GIVEN REQUEST
Select the lines of the records containing the word "title" and list them.

EXCERPTED DATA

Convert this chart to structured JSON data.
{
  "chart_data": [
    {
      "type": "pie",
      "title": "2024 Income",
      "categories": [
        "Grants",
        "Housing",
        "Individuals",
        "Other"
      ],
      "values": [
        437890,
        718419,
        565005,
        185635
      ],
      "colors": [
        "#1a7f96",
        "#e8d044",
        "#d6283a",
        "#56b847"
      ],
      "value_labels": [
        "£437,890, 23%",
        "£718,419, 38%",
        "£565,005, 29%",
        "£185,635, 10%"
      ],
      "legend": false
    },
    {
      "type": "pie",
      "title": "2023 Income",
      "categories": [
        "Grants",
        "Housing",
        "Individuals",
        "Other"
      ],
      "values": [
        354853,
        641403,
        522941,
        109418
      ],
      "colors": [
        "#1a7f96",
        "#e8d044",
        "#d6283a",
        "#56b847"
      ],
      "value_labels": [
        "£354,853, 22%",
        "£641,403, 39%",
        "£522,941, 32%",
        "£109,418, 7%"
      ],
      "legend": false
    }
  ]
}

TASK SOLUTION
      "title": "2024 Income",
      "title": "2023 Income",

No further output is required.